JOB
Repeat the entries that follow verbatim, without any of their pictures.

INFORMATION SUPPLIED
○ ○ ○ ○ ○

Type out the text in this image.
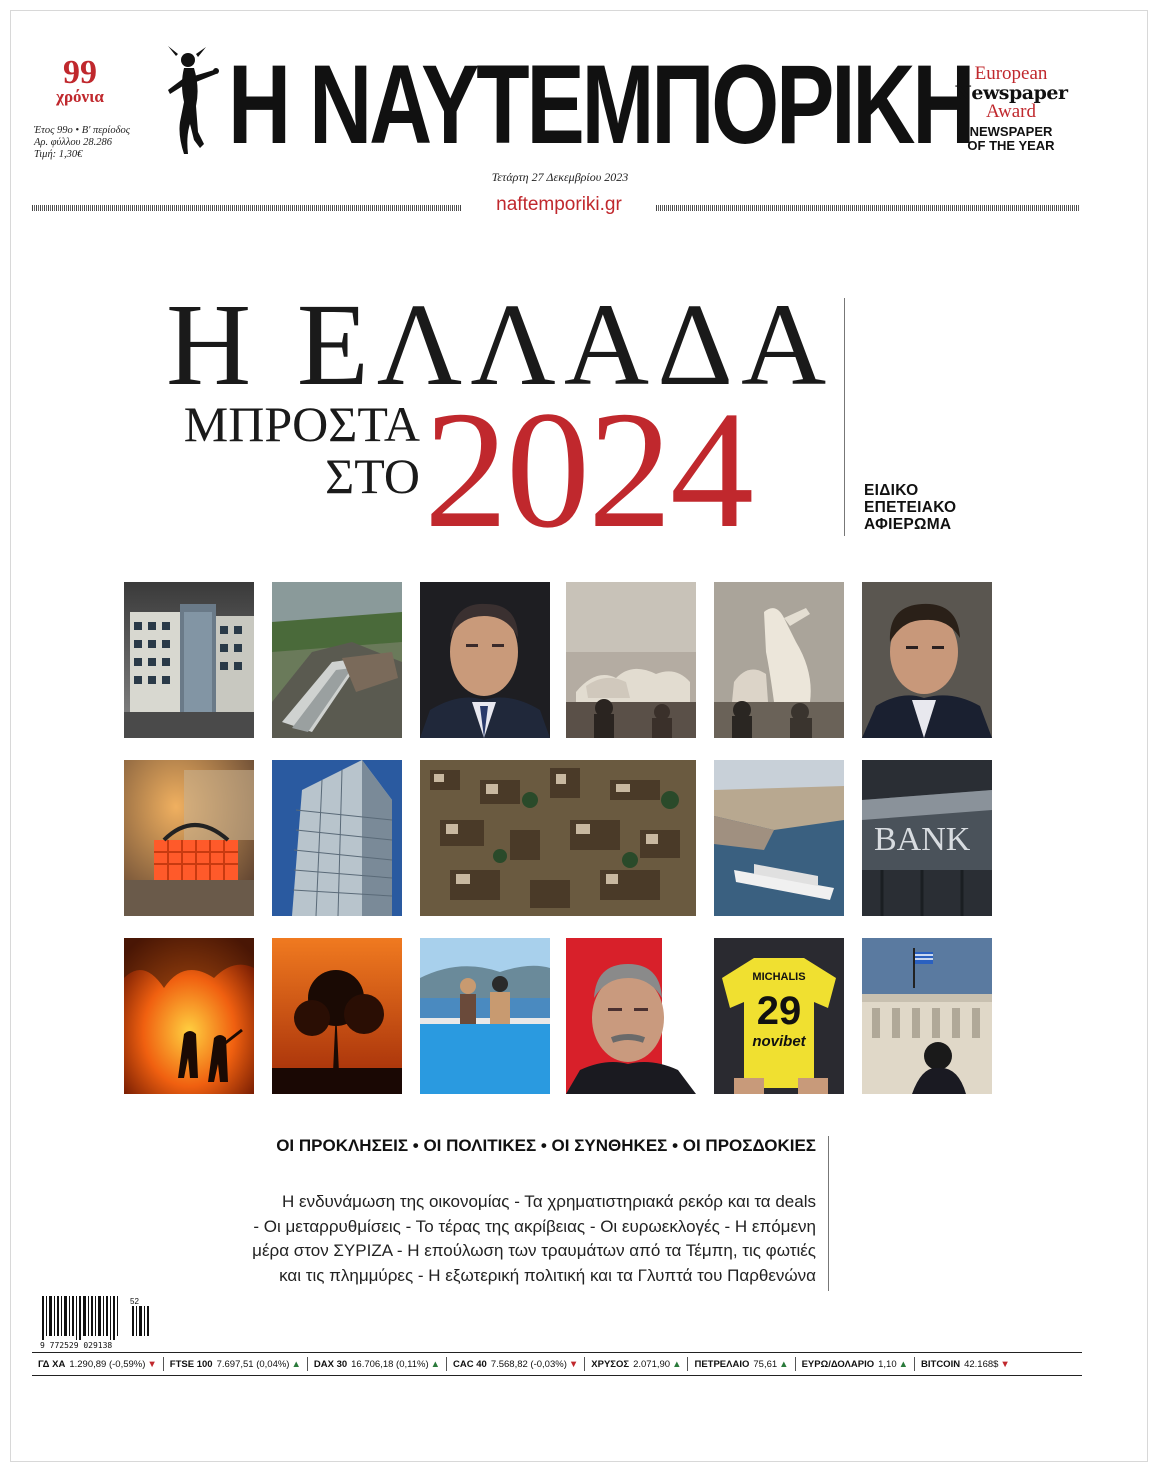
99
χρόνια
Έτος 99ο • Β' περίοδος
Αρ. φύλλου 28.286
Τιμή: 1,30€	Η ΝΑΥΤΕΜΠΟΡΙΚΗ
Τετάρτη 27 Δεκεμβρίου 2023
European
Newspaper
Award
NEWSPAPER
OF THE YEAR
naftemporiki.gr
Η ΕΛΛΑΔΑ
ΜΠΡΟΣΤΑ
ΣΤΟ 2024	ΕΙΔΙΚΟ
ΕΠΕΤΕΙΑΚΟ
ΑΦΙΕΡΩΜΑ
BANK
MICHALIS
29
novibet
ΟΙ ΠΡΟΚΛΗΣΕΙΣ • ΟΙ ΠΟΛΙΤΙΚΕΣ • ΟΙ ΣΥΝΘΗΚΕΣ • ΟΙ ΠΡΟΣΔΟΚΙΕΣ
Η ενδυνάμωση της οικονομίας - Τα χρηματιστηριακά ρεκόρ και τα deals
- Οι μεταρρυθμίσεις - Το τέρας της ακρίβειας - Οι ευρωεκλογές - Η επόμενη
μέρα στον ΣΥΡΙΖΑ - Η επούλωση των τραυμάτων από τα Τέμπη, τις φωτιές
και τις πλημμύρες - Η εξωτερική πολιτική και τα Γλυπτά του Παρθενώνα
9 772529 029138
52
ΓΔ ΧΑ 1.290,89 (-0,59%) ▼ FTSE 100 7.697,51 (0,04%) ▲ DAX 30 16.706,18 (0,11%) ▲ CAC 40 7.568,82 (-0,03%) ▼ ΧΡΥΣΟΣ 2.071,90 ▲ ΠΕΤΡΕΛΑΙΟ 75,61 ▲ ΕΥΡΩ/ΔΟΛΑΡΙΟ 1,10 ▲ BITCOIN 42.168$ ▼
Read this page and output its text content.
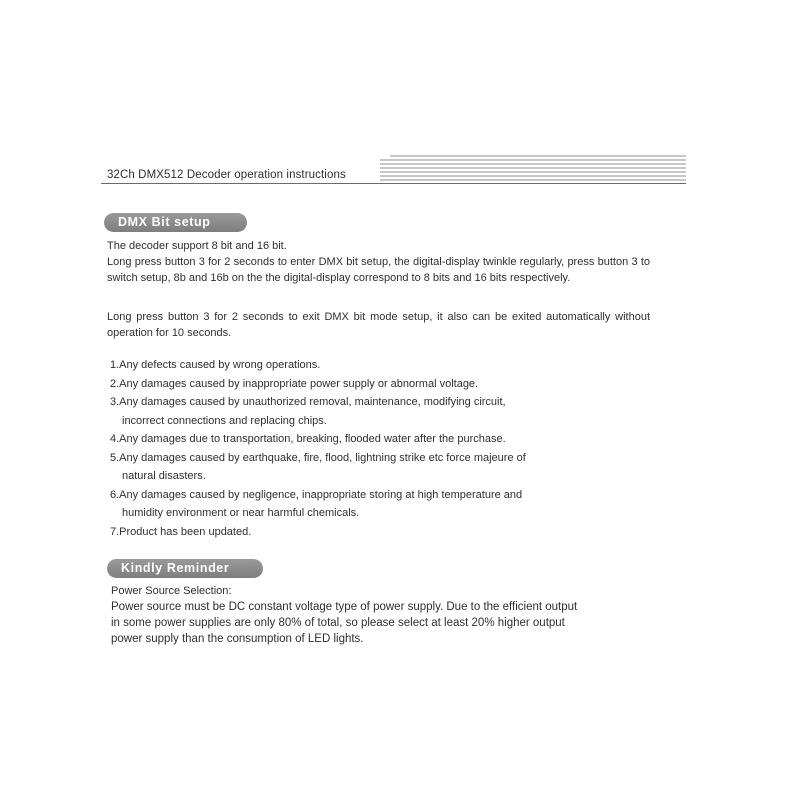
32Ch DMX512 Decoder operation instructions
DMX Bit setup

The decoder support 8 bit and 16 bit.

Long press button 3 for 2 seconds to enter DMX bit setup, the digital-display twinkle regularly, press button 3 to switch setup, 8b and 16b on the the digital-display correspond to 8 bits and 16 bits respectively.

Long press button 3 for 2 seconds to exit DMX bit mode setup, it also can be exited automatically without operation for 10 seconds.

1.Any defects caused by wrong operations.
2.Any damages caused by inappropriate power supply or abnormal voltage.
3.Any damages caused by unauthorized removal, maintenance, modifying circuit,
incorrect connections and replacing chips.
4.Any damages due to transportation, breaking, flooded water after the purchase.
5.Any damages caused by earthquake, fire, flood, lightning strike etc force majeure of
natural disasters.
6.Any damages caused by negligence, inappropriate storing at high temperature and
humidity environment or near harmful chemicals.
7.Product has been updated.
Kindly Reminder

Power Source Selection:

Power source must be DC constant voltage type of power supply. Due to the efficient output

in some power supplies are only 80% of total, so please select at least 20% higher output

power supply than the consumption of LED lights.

○ ○ ○ ○ ○

WORKED SOLUTION
Type out the text in this image.
99
χρόνια
Έτος 99ο • Β' περίοδος
Αρ. φύλλου 28.286
Τιμή: 1,30€	Η ΝΑΥΤΕΜΠΟΡΙΚΗ
Τετάρτη 27 Δεκεμβρίου 2023
European
Newspaper
Award
NEWSPAPER
OF THE YEAR
naftemporiki.gr
Η ΕΛΛΑΔΑ
ΜΠΡΟΣΤΑ
ΣΤΟ 2024	ΕΙΔΙΚΟ
ΕΠΕΤΕΙΑΚΟ
ΑΦΙΕΡΩΜΑ
BANK
MICHALIS
29
novibet
ΟΙ ΠΡΟΚΛΗΣΕΙΣ • ΟΙ ΠΟΛΙΤΙΚΕΣ • ΟΙ ΣΥΝΘΗΚΕΣ • ΟΙ ΠΡΟΣΔΟΚΙΕΣ
Η ενδυνάμωση της οικονομίας - Τα χρηματιστηριακά ρεκόρ και τα deals
- Οι μεταρρυθμίσεις - Το τέρας της ακρίβειας - Οι ευρωεκλογές - Η επόμενη
μέρα στον ΣΥΡΙΖΑ - Η επούλωση των τραυμάτων από τα Τέμπη, τις φωτιές
και τις πλημμύρες - Η εξωτερική πολιτική και τα Γλυπτά του Παρθενώνα
9 772529 029138
52
ΓΔ ΧΑ 1.290,89 (-0,59%) ▼ FTSE 100 7.697,51 (0,04%) ▲ DAX 30 16.706,18 (0,11%) ▲ CAC 40 7.568,82 (-0,03%) ▼ ΧΡΥΣΟΣ 2.071,90 ▲ ΠΕΤΡΕΛΑΙΟ 75,61 ▲ ΕΥΡΩ/ΔΟΛΑΡΙΟ 1,10 ▲ BITCOIN 42.168$ ▼
Read this page and output its text content.
32Ch DMX512 Decoder operation instructions
DMX Bit setup

The decoder support 8 bit and 16 bit.

Long press button 3 for 2 seconds to enter DMX bit setup, the digital-display twinkle regularly, press button 3 to switch setup, 8b and 16b on the the digital-display correspond to 8 bits and 16 bits respectively.

Long press button 3 for 2 seconds to exit DMX bit mode setup, it also can be exited automatically without operation for 10 seconds.

1.Any defects caused by wrong operations.
2.Any damages caused by inappropriate power supply or abnormal voltage.
3.Any damages caused by unauthorized removal, maintenance, modifying circuit,
incorrect connections and replacing chips.
4.Any damages due to transportation, breaking, flooded water after the purchase.
5.Any damages caused by earthquake, fire, flood, lightning strike etc force majeure of
natural disasters.
6.Any damages caused by negligence, inappropriate storing at high temperature and
humidity environment or near harmful chemicals.
7.Product has been updated.
Kindly Reminder

Power Source Selection:

Power source must be DC constant voltage type of power supply. Due to the efficient output

in some power supplies are only 80% of total, so please select at least 20% higher output

power supply than the consumption of LED lights.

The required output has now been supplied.